Goal of the exercise: Output every line below verbatim, leaving out the pictures.

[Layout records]
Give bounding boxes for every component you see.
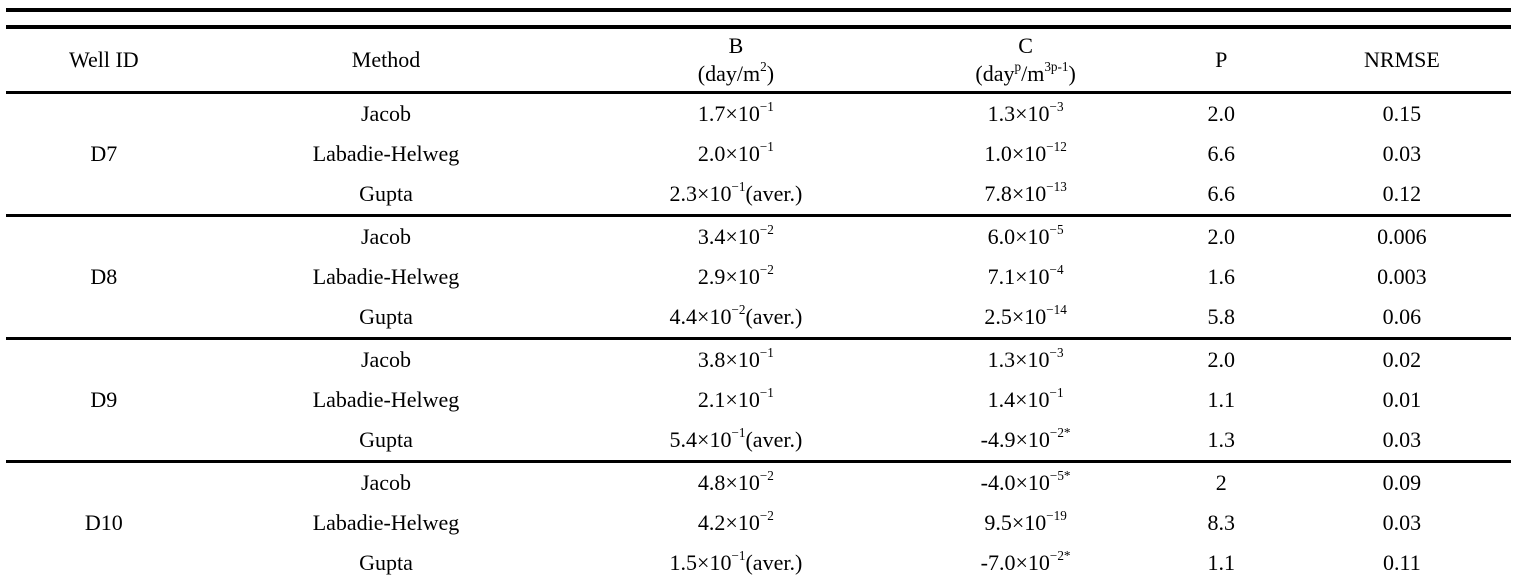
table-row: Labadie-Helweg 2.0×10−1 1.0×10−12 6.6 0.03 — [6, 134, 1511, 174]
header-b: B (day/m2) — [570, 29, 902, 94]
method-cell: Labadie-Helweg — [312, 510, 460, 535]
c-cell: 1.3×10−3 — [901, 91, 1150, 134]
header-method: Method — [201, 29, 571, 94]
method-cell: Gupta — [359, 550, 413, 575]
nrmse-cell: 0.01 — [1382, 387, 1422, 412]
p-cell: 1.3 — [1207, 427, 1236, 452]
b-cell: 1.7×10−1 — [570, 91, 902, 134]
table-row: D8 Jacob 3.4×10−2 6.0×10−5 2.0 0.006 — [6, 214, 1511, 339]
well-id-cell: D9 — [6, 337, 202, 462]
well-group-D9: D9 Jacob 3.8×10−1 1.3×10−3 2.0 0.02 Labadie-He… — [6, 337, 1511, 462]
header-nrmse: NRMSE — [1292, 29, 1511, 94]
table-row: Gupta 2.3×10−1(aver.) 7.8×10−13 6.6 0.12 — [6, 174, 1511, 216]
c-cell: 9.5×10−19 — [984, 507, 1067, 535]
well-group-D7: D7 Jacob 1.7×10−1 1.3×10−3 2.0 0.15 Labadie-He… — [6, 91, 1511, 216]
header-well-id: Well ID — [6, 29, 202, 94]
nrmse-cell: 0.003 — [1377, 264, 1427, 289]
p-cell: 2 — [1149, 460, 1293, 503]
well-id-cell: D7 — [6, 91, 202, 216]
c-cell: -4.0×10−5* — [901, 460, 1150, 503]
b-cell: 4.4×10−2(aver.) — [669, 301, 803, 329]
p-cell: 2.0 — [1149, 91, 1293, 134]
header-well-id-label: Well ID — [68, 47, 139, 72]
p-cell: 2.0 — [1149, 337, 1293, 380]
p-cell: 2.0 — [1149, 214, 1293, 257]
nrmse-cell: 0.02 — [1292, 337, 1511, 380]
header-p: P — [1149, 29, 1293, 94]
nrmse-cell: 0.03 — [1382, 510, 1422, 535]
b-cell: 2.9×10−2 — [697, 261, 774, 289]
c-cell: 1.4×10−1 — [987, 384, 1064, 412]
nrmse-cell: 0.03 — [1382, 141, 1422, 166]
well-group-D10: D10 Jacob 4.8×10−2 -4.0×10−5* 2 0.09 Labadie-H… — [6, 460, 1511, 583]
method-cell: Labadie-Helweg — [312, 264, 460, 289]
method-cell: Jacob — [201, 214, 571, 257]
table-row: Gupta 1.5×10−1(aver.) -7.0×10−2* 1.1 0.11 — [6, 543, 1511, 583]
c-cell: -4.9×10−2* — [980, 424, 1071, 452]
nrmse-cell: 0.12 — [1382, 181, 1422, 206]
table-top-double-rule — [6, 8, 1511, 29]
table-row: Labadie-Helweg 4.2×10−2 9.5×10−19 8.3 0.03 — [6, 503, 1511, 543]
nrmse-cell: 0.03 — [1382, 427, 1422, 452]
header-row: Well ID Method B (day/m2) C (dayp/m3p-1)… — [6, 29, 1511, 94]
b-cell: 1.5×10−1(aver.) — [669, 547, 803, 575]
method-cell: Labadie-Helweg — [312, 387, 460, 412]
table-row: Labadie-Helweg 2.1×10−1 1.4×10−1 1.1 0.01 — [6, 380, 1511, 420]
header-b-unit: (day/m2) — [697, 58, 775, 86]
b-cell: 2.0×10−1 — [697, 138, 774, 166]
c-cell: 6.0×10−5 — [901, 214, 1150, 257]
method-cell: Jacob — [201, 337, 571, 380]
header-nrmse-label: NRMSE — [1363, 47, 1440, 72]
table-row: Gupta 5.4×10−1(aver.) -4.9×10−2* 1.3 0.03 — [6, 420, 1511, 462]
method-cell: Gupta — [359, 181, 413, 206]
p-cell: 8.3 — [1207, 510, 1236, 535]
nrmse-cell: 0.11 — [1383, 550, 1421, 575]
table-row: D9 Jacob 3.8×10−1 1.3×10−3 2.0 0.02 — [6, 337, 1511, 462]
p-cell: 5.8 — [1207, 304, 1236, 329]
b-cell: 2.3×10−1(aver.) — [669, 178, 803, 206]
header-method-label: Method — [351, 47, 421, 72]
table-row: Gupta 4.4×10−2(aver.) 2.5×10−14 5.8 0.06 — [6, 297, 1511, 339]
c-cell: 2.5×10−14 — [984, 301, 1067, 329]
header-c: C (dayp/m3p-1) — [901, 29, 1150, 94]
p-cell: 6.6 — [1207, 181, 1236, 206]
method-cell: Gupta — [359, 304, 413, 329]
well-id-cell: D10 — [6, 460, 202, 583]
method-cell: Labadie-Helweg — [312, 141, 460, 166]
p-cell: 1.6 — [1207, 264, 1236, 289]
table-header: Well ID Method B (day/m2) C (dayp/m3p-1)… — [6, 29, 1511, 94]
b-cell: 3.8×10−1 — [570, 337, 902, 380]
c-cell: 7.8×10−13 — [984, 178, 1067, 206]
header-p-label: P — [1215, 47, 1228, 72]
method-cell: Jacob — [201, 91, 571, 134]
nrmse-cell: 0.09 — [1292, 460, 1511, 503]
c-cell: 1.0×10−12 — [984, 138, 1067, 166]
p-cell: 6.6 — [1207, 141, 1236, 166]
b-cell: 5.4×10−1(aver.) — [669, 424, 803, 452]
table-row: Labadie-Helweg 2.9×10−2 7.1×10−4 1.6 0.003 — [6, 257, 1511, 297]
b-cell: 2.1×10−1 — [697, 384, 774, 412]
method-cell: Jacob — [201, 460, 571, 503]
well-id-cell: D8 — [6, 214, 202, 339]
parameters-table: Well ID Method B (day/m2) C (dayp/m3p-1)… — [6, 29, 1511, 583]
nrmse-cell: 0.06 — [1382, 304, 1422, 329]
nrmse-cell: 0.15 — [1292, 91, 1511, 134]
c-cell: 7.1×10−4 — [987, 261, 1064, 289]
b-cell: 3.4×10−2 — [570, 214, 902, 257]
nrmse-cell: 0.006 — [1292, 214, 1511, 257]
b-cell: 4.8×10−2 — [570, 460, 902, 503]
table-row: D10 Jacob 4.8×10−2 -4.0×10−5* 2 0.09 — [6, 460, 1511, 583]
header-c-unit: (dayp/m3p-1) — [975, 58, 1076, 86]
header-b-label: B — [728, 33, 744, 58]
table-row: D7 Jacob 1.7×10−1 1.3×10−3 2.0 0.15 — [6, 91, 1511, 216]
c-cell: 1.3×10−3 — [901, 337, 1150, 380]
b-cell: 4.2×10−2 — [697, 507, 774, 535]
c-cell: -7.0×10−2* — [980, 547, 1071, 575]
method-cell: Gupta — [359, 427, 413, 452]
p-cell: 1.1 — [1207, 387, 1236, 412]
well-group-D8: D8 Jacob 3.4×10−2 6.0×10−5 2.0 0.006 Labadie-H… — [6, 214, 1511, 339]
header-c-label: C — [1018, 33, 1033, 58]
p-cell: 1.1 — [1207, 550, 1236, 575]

Solved problem:
Give bounding boxes for every component you see.
table-row: Labadie-Helweg 2.0×10−1 1.0×10−12 6.6 0.03 — [6, 134, 1511, 174]
header-b: B (day/m2) — [570, 29, 902, 94]
method-cell: Labadie-Helweg — [312, 510, 460, 535]
c-cell: 1.3×10−3 — [901, 91, 1150, 134]
header-method: Method — [201, 29, 571, 94]
method-cell: Gupta — [359, 550, 413, 575]
nrmse-cell: 0.01 — [1382, 387, 1422, 412]
p-cell: 1.3 — [1207, 427, 1236, 452]
b-cell: 1.7×10−1 — [570, 91, 902, 134]
table-row: D8 Jacob 3.4×10−2 6.0×10−5 2.0 0.006 — [6, 214, 1511, 339]
well-id-cell: D9 — [6, 337, 202, 462]
well-group-D9: D9 Jacob 3.8×10−1 1.3×10−3 2.0 0.02 Labadie-He… — [6, 337, 1511, 462]
header-nrmse: NRMSE — [1292, 29, 1511, 94]
table-row: Gupta 2.3×10−1(aver.) 7.8×10−13 6.6 0.12 — [6, 174, 1511, 216]
c-cell: 9.5×10−19 — [984, 507, 1067, 535]
well-group-D7: D7 Jacob 1.7×10−1 1.3×10−3 2.0 0.15 Labadie-He… — [6, 91, 1511, 216]
header-well-id: Well ID — [6, 29, 202, 94]
nrmse-cell: 0.003 — [1377, 264, 1427, 289]
p-cell: 2 — [1149, 460, 1293, 503]
well-id-cell: D7 — [6, 91, 202, 216]
c-cell: -4.0×10−5* — [901, 460, 1150, 503]
b-cell: 4.4×10−2(aver.) — [669, 301, 803, 329]
p-cell: 2.0 — [1149, 91, 1293, 134]
header-well-id-label: Well ID — [68, 47, 139, 72]
p-cell: 2.0 — [1149, 337, 1293, 380]
p-cell: 2.0 — [1149, 214, 1293, 257]
nrmse-cell: 0.02 — [1292, 337, 1511, 380]
header-p: P — [1149, 29, 1293, 94]
nrmse-cell: 0.03 — [1382, 510, 1422, 535]
b-cell: 2.9×10−2 — [697, 261, 774, 289]
c-cell: 1.4×10−1 — [987, 384, 1064, 412]
nrmse-cell: 0.03 — [1382, 141, 1422, 166]
well-group-D10: D10 Jacob 4.8×10−2 -4.0×10−5* 2 0.09 Labadie-H… — [6, 460, 1511, 583]
method-cell: Labadie-Helweg — [312, 264, 460, 289]
method-cell: Jacob — [201, 214, 571, 257]
table-row: Gupta 1.5×10−1(aver.) -7.0×10−2* 1.1 0.11 — [6, 543, 1511, 583]
c-cell: -4.9×10−2* — [980, 424, 1071, 452]
nrmse-cell: 0.12 — [1382, 181, 1422, 206]
table-top-double-rule — [6, 8, 1511, 29]
table-row: Labadie-Helweg 4.2×10−2 9.5×10−19 8.3 0.03 — [6, 503, 1511, 543]
nrmse-cell: 0.03 — [1382, 427, 1422, 452]
header-row: Well ID Method B (day/m2) C (dayp/m3p-1)… — [6, 29, 1511, 94]
b-cell: 1.5×10−1(aver.) — [669, 547, 803, 575]
method-cell: Labadie-Helweg — [312, 387, 460, 412]
table-row: Labadie-Helweg 2.1×10−1 1.4×10−1 1.1 0.01 — [6, 380, 1511, 420]
header-b-unit: (day/m2) — [697, 58, 775, 86]
b-cell: 2.0×10−1 — [697, 138, 774, 166]
c-cell: 6.0×10−5 — [901, 214, 1150, 257]
method-cell: Jacob — [201, 337, 571, 380]
header-nrmse-label: NRMSE — [1363, 47, 1440, 72]
table-row: Gupta 5.4×10−1(aver.) -4.9×10−2* 1.3 0.03 — [6, 420, 1511, 462]
method-cell: Gupta — [359, 181, 413, 206]
p-cell: 8.3 — [1207, 510, 1236, 535]
nrmse-cell: 0.11 — [1383, 550, 1421, 575]
table-row: D9 Jacob 3.8×10−1 1.3×10−3 2.0 0.02 — [6, 337, 1511, 462]
p-cell: 5.8 — [1207, 304, 1236, 329]
b-cell: 2.3×10−1(aver.) — [669, 178, 803, 206]
header-method-label: Method — [351, 47, 421, 72]
table-row: Gupta 4.4×10−2(aver.) 2.5×10−14 5.8 0.06 — [6, 297, 1511, 339]
c-cell: 2.5×10−14 — [984, 301, 1067, 329]
header-c: C (dayp/m3p-1) — [901, 29, 1150, 94]
p-cell: 6.6 — [1207, 181, 1236, 206]
method-cell: Gupta — [359, 304, 413, 329]
well-id-cell: D10 — [6, 460, 202, 583]
method-cell: Labadie-Helweg — [312, 141, 460, 166]
p-cell: 1.6 — [1207, 264, 1236, 289]
table-header: Well ID Method B (day/m2) C (dayp/m3p-1)… — [6, 29, 1511, 94]
b-cell: 3.8×10−1 — [570, 337, 902, 380]
c-cell: 7.8×10−13 — [984, 178, 1067, 206]
header-p-label: P — [1215, 47, 1228, 72]
method-cell: Jacob — [201, 91, 571, 134]
nrmse-cell: 0.09 — [1292, 460, 1511, 503]
c-cell: 1.0×10−12 — [984, 138, 1067, 166]
p-cell: 6.6 — [1207, 141, 1236, 166]
b-cell: 5.4×10−1(aver.) — [669, 424, 803, 452]
table-row: Labadie-Helweg 2.9×10−2 7.1×10−4 1.6 0.003 — [6, 257, 1511, 297]
b-cell: 2.1×10−1 — [697, 384, 774, 412]
method-cell: Jacob — [201, 460, 571, 503]
well-id-cell: D8 — [6, 214, 202, 339]
parameters-table: Well ID Method B (day/m2) C (dayp/m3p-1)… — [6, 29, 1511, 583]
nrmse-cell: 0.06 — [1382, 304, 1422, 329]
nrmse-cell: 0.15 — [1292, 91, 1511, 134]
c-cell: 7.1×10−4 — [987, 261, 1064, 289]
b-cell: 3.4×10−2 — [570, 214, 902, 257]
nrmse-cell: 0.006 — [1292, 214, 1511, 257]
b-cell: 4.8×10−2 — [570, 460, 902, 503]
table-row: D10 Jacob 4.8×10−2 -4.0×10−5* 2 0.09 — [6, 460, 1511, 583]
header-c-unit: (dayp/m3p-1) — [975, 58, 1076, 86]
header-b-label: B — [728, 33, 744, 58]
table-row: D7 Jacob 1.7×10−1 1.3×10−3 2.0 0.15 — [6, 91, 1511, 216]
c-cell: 1.3×10−3 — [901, 337, 1150, 380]
b-cell: 4.2×10−2 — [697, 507, 774, 535]
c-cell: -7.0×10−2* — [980, 547, 1071, 575]
method-cell: Gupta — [359, 427, 413, 452]
p-cell: 1.1 — [1207, 387, 1236, 412]
well-group-D8: D8 Jacob 3.4×10−2 6.0×10−5 2.0 0.006 Labadie-H… — [6, 214, 1511, 339]
header-c-label: C — [1018, 33, 1033, 58]
p-cell: 1.1 — [1207, 550, 1236, 575]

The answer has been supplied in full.